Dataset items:
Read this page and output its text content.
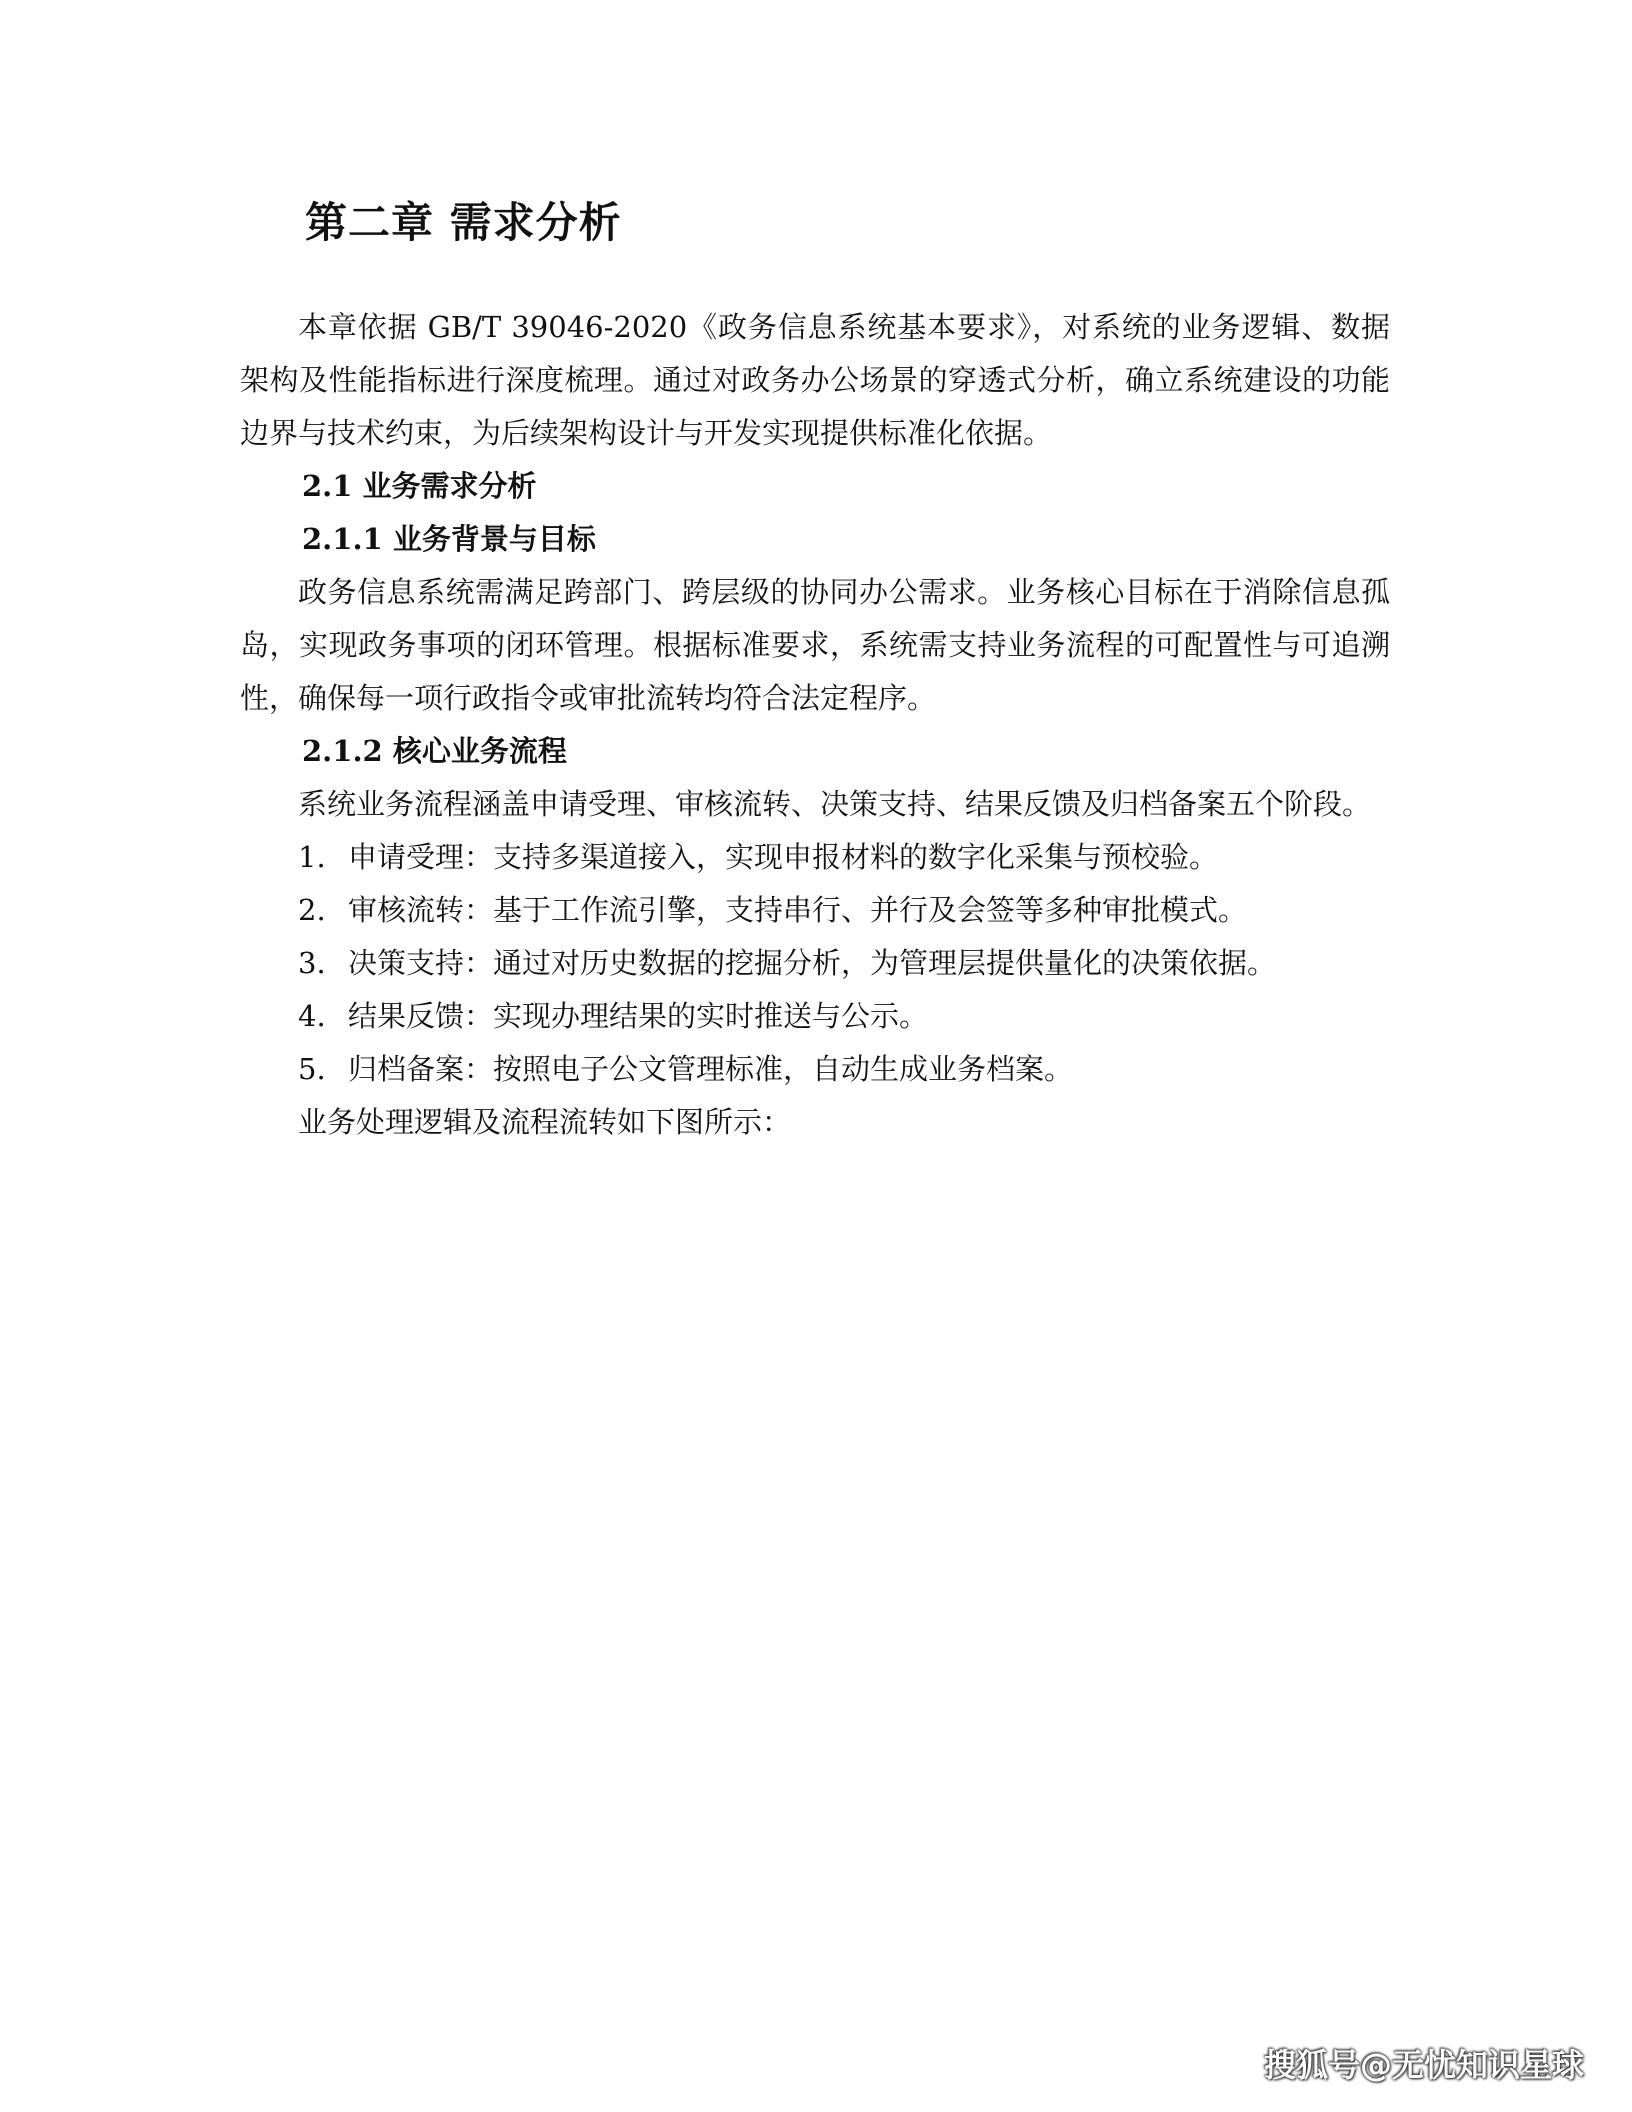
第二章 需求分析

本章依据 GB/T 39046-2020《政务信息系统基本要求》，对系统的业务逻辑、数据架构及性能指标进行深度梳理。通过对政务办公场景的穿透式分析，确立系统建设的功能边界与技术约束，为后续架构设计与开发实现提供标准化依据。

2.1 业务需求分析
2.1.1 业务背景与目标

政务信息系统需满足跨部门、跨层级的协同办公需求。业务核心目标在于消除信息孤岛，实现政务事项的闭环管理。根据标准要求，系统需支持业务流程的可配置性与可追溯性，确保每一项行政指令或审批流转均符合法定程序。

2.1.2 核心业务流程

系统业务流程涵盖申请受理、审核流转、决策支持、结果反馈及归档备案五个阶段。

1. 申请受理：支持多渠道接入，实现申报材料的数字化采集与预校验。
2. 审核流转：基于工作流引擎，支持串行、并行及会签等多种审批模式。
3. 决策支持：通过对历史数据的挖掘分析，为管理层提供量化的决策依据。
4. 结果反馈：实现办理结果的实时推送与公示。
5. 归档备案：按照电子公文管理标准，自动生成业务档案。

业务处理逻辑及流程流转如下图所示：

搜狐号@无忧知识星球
==
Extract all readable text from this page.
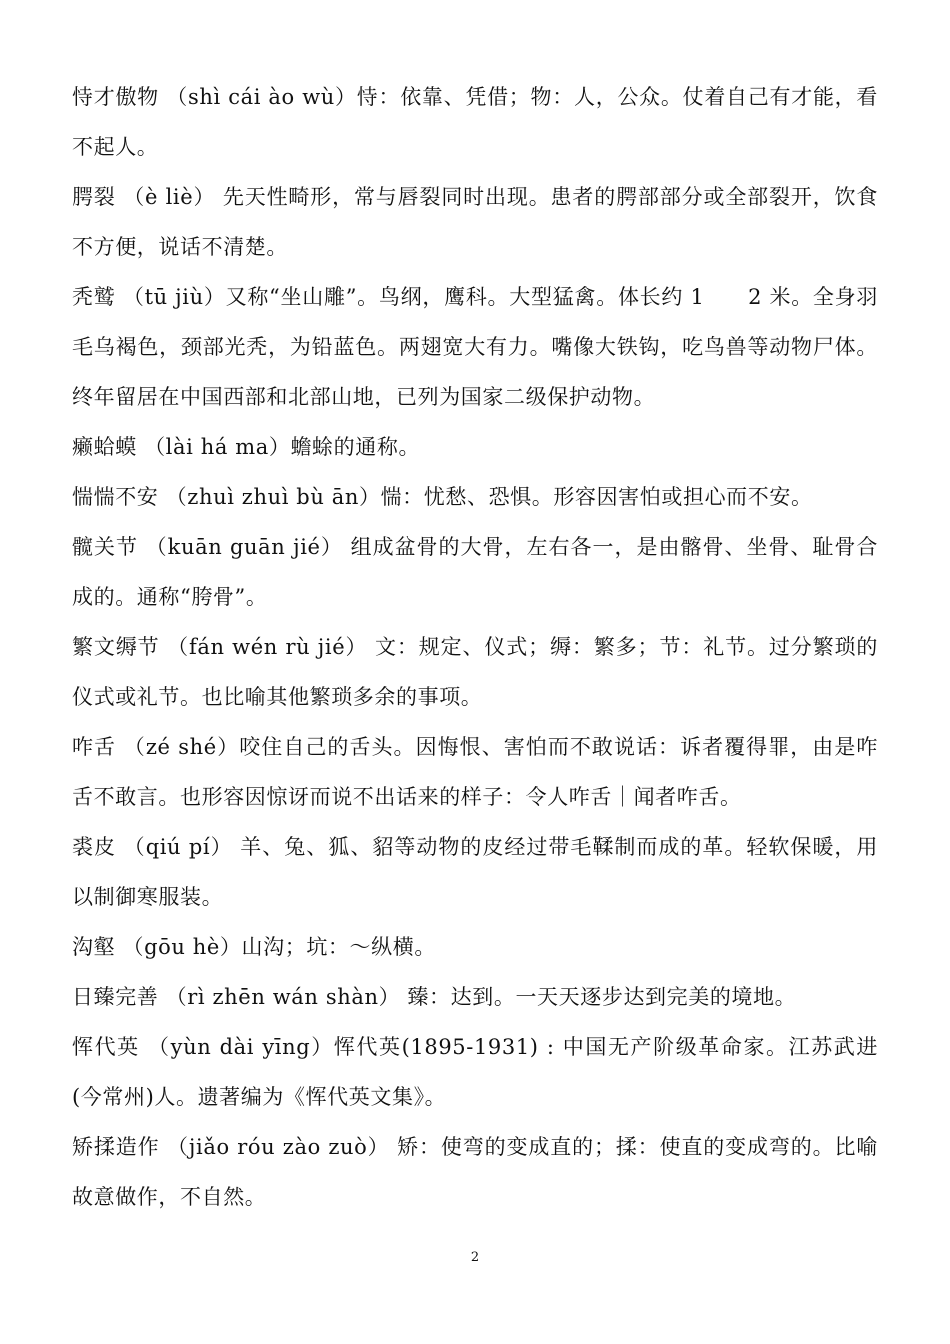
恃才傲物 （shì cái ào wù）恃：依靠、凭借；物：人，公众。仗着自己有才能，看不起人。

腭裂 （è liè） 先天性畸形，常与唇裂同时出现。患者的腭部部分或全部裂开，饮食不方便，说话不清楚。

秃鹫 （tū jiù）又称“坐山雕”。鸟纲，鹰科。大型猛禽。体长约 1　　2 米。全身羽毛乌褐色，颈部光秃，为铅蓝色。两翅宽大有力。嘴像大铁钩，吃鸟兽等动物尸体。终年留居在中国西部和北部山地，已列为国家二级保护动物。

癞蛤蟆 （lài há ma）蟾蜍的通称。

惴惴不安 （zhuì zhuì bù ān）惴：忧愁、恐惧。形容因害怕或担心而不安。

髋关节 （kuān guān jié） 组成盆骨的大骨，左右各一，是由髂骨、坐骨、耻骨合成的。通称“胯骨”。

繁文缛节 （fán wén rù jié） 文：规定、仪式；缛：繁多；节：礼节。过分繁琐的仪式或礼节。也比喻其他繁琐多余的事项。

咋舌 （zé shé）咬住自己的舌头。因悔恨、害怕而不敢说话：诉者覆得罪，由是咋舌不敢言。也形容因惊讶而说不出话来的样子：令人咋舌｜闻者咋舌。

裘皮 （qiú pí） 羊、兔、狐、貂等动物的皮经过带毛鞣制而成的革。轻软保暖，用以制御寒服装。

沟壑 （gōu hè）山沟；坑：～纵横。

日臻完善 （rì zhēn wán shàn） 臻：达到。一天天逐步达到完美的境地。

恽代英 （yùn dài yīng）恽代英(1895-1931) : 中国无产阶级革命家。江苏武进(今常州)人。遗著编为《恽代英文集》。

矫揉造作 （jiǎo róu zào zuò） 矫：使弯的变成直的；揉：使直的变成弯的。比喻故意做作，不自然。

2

▶ **CHALLENGE**:
Of the lines above, copy each that contains "审核流转".

▶ **TASK OUTPUT**:
系统业务流程涵盖申请受理、审核流转、决策支持、结果反馈及归档备案五个阶段。
2. 审核流转：基于工作流引擎，支持串行、并行及会签等多种审批模式。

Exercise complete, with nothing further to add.